» **Instructions to follow**:
Pull out every line below that holds the word "this".
########################################
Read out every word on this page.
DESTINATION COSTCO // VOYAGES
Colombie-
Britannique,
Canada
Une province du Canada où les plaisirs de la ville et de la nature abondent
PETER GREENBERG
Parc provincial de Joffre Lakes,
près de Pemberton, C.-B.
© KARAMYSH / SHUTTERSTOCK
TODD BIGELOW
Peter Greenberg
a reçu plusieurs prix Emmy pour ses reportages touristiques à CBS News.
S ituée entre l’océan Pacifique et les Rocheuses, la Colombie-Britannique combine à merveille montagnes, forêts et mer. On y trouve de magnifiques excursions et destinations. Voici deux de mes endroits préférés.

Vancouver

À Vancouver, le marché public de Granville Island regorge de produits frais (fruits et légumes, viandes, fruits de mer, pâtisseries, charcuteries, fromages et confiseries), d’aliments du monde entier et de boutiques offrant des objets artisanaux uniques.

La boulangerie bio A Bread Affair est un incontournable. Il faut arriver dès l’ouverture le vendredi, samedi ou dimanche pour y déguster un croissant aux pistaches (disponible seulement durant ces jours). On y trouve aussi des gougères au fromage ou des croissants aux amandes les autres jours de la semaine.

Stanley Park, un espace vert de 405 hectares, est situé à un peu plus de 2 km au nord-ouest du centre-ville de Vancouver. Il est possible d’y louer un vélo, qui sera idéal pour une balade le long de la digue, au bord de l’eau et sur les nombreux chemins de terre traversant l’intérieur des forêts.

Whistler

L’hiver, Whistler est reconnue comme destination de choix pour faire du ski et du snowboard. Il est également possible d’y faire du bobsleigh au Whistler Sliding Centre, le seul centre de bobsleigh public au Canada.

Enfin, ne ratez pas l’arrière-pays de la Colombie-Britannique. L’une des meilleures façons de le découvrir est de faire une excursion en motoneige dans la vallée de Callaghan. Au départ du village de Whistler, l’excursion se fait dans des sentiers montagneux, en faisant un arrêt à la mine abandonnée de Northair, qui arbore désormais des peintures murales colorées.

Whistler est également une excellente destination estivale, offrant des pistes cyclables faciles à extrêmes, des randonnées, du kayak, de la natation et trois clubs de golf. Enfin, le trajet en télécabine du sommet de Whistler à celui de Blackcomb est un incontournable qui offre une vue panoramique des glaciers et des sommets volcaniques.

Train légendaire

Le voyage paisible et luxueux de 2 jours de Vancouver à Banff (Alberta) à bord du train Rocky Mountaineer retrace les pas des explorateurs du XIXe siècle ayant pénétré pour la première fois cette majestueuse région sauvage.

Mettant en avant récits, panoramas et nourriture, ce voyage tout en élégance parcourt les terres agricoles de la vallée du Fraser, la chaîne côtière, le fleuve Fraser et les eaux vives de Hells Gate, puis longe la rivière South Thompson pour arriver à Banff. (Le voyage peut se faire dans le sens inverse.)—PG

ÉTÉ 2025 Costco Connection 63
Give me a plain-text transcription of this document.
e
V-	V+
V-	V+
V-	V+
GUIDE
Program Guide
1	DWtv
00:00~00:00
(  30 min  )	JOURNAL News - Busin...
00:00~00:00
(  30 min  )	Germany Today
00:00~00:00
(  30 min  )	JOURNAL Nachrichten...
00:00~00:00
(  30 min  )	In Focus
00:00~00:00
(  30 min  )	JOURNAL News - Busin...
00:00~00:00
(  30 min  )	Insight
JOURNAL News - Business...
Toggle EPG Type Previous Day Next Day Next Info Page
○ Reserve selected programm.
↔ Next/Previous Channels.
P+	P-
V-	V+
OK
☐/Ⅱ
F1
########################################
» **Answer to the problem**:
Read out every word on this page.
Give me a plain-text transcription of this document.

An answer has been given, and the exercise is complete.